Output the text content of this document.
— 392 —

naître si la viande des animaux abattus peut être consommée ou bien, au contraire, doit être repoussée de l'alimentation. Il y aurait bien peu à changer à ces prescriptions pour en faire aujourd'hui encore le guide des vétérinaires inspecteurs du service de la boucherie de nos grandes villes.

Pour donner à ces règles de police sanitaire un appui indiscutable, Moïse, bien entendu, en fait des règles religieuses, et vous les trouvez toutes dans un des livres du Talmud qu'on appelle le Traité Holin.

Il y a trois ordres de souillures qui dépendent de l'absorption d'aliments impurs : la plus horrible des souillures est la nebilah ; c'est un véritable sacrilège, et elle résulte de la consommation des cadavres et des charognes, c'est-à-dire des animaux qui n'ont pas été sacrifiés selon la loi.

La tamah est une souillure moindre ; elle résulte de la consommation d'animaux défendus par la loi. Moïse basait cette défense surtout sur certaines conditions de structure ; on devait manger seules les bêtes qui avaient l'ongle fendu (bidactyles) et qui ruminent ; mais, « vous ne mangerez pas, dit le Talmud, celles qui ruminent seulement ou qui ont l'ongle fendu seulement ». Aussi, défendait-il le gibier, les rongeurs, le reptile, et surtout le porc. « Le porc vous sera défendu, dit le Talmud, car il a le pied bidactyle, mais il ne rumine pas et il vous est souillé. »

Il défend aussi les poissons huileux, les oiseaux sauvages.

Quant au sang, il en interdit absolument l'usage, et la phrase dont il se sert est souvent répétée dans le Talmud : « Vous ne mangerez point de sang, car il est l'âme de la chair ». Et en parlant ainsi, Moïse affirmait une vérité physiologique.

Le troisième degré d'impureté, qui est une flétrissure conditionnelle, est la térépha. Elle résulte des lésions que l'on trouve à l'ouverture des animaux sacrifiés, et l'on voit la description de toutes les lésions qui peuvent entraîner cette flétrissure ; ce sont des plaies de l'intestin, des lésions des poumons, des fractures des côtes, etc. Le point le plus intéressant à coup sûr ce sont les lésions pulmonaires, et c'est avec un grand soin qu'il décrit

════════

**PROBLEM TO WORK ON:** Find the lines with the string "dans" and reproduce them.

**PROBLEM SOLUTION:**
Pour donner à ces règles de police sanitaire un appui indiscutable, Moïse, bien entendu, en fait des règles religieuses, et vous les trouvez toutes dans un des livres du Talmud qu'on appelle le Traité Holin.
Quant au sang, il en interdit absolument l'usage, et la phrase dont il se sert est souvent répétée dans le Talmud : « Vous ne mangerez point de sang, car il est l'âme de la chair ». Et en parlant ainsi, Moïse affirmait une vérité physiologique.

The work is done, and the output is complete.